EXERCISE AIM =>
Copy out every record below, word for word.

DATASET =>
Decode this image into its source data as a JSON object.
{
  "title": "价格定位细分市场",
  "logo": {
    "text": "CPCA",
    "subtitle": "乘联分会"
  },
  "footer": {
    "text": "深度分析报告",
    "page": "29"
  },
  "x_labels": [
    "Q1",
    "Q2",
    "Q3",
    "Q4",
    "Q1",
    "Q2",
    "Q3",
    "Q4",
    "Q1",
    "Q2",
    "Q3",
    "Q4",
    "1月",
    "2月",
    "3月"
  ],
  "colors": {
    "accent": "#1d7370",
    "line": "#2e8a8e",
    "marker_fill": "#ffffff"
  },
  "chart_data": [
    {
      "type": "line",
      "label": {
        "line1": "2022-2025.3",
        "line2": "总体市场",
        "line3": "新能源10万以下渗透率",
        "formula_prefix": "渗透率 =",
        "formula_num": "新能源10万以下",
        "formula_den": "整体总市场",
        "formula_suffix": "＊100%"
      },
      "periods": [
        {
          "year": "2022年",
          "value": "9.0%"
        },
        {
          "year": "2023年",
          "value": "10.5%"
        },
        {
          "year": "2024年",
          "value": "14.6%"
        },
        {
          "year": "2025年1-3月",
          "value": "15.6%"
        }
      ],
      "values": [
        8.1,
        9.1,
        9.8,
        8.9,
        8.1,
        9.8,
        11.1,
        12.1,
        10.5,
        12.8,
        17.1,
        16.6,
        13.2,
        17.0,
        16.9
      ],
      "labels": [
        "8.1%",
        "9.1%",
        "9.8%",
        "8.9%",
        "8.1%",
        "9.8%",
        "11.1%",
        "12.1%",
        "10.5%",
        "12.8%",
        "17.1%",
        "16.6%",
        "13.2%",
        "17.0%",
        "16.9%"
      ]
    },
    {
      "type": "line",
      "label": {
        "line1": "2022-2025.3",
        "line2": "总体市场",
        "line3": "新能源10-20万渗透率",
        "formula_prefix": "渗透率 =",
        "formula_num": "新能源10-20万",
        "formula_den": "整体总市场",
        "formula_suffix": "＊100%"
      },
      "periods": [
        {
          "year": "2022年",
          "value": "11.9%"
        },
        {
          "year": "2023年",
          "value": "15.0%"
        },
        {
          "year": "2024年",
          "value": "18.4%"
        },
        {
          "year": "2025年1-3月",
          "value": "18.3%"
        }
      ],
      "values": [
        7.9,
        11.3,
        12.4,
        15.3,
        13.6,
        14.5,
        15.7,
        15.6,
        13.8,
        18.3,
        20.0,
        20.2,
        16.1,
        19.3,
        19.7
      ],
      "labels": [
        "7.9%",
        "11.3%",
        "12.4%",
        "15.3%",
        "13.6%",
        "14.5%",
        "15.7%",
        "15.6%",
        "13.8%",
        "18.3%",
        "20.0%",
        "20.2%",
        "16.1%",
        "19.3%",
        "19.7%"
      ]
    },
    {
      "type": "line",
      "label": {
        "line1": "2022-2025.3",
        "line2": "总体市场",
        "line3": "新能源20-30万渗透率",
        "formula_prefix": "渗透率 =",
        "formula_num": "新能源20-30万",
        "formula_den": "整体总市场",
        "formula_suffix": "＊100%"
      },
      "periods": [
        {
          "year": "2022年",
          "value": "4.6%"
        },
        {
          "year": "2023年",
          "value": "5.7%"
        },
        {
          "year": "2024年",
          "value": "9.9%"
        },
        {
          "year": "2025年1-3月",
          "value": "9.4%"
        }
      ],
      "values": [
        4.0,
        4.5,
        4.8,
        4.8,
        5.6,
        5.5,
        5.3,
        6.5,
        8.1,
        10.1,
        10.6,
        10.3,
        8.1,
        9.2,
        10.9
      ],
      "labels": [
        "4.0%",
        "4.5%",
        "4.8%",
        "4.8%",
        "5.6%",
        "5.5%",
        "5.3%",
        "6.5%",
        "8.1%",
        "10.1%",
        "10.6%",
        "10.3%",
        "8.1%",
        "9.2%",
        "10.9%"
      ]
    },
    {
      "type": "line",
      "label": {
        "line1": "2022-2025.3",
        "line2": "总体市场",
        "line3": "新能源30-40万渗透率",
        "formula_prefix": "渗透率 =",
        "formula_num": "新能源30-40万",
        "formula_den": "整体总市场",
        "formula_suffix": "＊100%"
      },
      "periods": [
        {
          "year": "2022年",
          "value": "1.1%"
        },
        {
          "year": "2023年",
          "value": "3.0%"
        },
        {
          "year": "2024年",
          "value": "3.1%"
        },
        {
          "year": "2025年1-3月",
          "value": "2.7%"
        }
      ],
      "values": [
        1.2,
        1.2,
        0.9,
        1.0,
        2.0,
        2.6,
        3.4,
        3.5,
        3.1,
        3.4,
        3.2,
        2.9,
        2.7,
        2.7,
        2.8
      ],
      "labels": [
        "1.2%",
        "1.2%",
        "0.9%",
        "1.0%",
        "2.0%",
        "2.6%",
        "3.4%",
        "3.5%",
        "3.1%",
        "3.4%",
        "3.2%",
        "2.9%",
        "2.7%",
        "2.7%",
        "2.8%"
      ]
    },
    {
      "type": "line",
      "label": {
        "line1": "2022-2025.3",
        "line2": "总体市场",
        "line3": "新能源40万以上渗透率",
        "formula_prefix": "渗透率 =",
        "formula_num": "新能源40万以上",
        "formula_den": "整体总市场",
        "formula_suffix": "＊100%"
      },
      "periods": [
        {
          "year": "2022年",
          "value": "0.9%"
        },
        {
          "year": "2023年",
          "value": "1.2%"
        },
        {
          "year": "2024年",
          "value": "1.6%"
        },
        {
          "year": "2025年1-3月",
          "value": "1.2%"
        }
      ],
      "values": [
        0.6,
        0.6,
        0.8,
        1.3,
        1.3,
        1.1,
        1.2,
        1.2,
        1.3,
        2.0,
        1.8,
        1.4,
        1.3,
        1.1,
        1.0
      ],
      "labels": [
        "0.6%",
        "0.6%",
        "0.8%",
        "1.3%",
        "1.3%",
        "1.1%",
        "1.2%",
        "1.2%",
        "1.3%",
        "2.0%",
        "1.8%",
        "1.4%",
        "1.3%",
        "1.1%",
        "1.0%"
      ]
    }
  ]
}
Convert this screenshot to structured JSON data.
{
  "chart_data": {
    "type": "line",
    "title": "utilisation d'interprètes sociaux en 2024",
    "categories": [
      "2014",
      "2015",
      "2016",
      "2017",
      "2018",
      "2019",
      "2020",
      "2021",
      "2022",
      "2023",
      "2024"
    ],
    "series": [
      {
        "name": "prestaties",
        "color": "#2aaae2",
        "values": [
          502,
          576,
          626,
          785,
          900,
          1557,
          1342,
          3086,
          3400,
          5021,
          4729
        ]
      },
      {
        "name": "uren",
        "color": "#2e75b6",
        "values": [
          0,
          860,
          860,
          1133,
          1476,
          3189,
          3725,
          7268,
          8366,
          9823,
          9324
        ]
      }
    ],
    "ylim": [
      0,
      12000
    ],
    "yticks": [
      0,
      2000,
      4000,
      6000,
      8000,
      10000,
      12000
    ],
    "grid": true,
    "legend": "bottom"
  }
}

SOLUTION BELOW =>
Decode this image into its source data as a JSON object.
{
  "title": "价格定位细分市场",
  "logo": {
    "text": "CPCA",
    "subtitle": "乘联分会"
  },
  "footer": {
    "text": "深度分析报告",
    "page": "29"
  },
  "x_labels": [
    "Q1",
    "Q2",
    "Q3",
    "Q4",
    "Q1",
    "Q2",
    "Q3",
    "Q4",
    "Q1",
    "Q2",
    "Q3",
    "Q4",
    "1月",
    "2月",
    "3月"
  ],
  "colors": {
    "accent": "#1d7370",
    "line": "#2e8a8e",
    "marker_fill": "#ffffff"
  },
  "chart_data": [
    {
      "type": "line",
      "label": {
        "line1": "2022-2025.3",
        "line2": "总体市场",
        "line3": "新能源10万以下渗透率",
        "formula_prefix": "渗透率 =",
        "formula_num": "新能源10万以下",
        "formula_den": "整体总市场",
        "formula_suffix": "＊100%"
      },
      "periods": [
        {
          "year": "2022年",
          "value": "9.0%"
        },
        {
          "year": "2023年",
          "value": "10.5%"
        },
        {
          "year": "2024年",
          "value": "14.6%"
        },
        {
          "year": "2025年1-3月",
          "value": "15.6%"
        }
      ],
      "values": [
        8.1,
        9.1,
        9.8,
        8.9,
        8.1,
        9.8,
        11.1,
        12.1,
        10.5,
        12.8,
        17.1,
        16.6,
        13.2,
        17.0,
        16.9
      ],
      "labels": [
        "8.1%",
        "9.1%",
        "9.8%",
        "8.9%",
        "8.1%",
        "9.8%",
        "11.1%",
        "12.1%",
        "10.5%",
        "12.8%",
        "17.1%",
        "16.6%",
        "13.2%",
        "17.0%",
        "16.9%"
      ]
    },
    {
      "type": "line",
      "label": {
        "line1": "2022-2025.3",
        "line2": "总体市场",
        "line3": "新能源10-20万渗透率",
        "formula_prefix": "渗透率 =",
        "formula_num": "新能源10-20万",
        "formula_den": "整体总市场",
        "formula_suffix": "＊100%"
      },
      "periods": [
        {
          "year": "2022年",
          "value": "11.9%"
        },
        {
          "year": "2023年",
          "value": "15.0%"
        },
        {
          "year": "2024年",
          "value": "18.4%"
        },
        {
          "year": "2025年1-3月",
          "value": "18.3%"
        }
      ],
      "values": [
        7.9,
        11.3,
        12.4,
        15.3,
        13.6,
        14.5,
        15.7,
        15.6,
        13.8,
        18.3,
        20.0,
        20.2,
        16.1,
        19.3,
        19.7
      ],
      "labels": [
        "7.9%",
        "11.3%",
        "12.4%",
        "15.3%",
        "13.6%",
        "14.5%",
        "15.7%",
        "15.6%",
        "13.8%",
        "18.3%",
        "20.0%",
        "20.2%",
        "16.1%",
        "19.3%",
        "19.7%"
      ]
    },
    {
      "type": "line",
      "label": {
        "line1": "2022-2025.3",
        "line2": "总体市场",
        "line3": "新能源20-30万渗透率",
        "formula_prefix": "渗透率 =",
        "formula_num": "新能源20-30万",
        "formula_den": "整体总市场",
        "formula_suffix": "＊100%"
      },
      "periods": [
        {
          "year": "2022年",
          "value": "4.6%"
        },
        {
          "year": "2023年",
          "value": "5.7%"
        },
        {
          "year": "2024年",
          "value": "9.9%"
        },
        {
          "year": "2025年1-3月",
          "value": "9.4%"
        }
      ],
      "values": [
        4.0,
        4.5,
        4.8,
        4.8,
        5.6,
        5.5,
        5.3,
        6.5,
        8.1,
        10.1,
        10.6,
        10.3,
        8.1,
        9.2,
        10.9
      ],
      "labels": [
        "4.0%",
        "4.5%",
        "4.8%",
        "4.8%",
        "5.6%",
        "5.5%",
        "5.3%",
        "6.5%",
        "8.1%",
        "10.1%",
        "10.6%",
        "10.3%",
        "8.1%",
        "9.2%",
        "10.9%"
      ]
    },
    {
      "type": "line",
      "label": {
        "line1": "2022-2025.3",
        "line2": "总体市场",
        "line3": "新能源30-40万渗透率",
        "formula_prefix": "渗透率 =",
        "formula_num": "新能源30-40万",
        "formula_den": "整体总市场",
        "formula_suffix": "＊100%"
      },
      "periods": [
        {
          "year": "2022年",
          "value": "1.1%"
        },
        {
          "year": "2023年",
          "value": "3.0%"
        },
        {
          "year": "2024年",
          "value": "3.1%"
        },
        {
          "year": "2025年1-3月",
          "value": "2.7%"
        }
      ],
      "values": [
        1.2,
        1.2,
        0.9,
        1.0,
        2.0,
        2.6,
        3.4,
        3.5,
        3.1,
        3.4,
        3.2,
        2.9,
        2.7,
        2.7,
        2.8
      ],
      "labels": [
        "1.2%",
        "1.2%",
        "0.9%",
        "1.0%",
        "2.0%",
        "2.6%",
        "3.4%",
        "3.5%",
        "3.1%",
        "3.4%",
        "3.2%",
        "2.9%",
        "2.7%",
        "2.7%",
        "2.8%"
      ]
    },
    {
      "type": "line",
      "label": {
        "line1": "2022-2025.3",
        "line2": "总体市场",
        "line3": "新能源40万以上渗透率",
        "formula_prefix": "渗透率 =",
        "formula_num": "新能源40万以上",
        "formula_den": "整体总市场",
        "formula_suffix": "＊100%"
      },
      "periods": [
        {
          "year": "2022年",
          "value": "0.9%"
        },
        {
          "year": "2023年",
          "value": "1.2%"
        },
        {
          "year": "2024年",
          "value": "1.6%"
        },
        {
          "year": "2025年1-3月",
          "value": "1.2%"
        }
      ],
      "values": [
        0.6,
        0.6,
        0.8,
        1.3,
        1.3,
        1.1,
        1.2,
        1.2,
        1.3,
        2.0,
        1.8,
        1.4,
        1.3,
        1.1,
        1.0
      ],
      "labels": [
        "0.6%",
        "0.6%",
        "0.8%",
        "1.3%",
        "1.3%",
        "1.1%",
        "1.2%",
        "1.2%",
        "1.3%",
        "2.0%",
        "1.8%",
        "1.4%",
        "1.3%",
        "1.1%",
        "1.0%"
      ]
    }
  ]
}
Convert this screenshot to structured JSON data.
{
  "chart_data": {
    "type": "line",
    "title": "utilisation d'interprètes sociaux en 2024",
    "categories": [
      "2014",
      "2015",
      "2016",
      "2017",
      "2018",
      "2019",
      "2020",
      "2021",
      "2022",
      "2023",
      "2024"
    ],
    "series": [
      {
        "name": "prestaties",
        "color": "#2aaae2",
        "values": [
          502,
          576,
          626,
          785,
          900,
          1557,
          1342,
          3086,
          3400,
          5021,
          4729
        ]
      },
      {
        "name": "uren",
        "color": "#2e75b6",
        "values": [
          0,
          860,
          860,
          1133,
          1476,
          3189,
          3725,
          7268,
          8366,
          9823,
          9324
        ]
      }
    ],
    "ylim": [
      0,
      12000
    ],
    "yticks": [
      0,
      2000,
      4000,
      6000,
      8000,
      10000,
      12000
    ],
    "grid": true,
    "legend": "bottom"
  }
}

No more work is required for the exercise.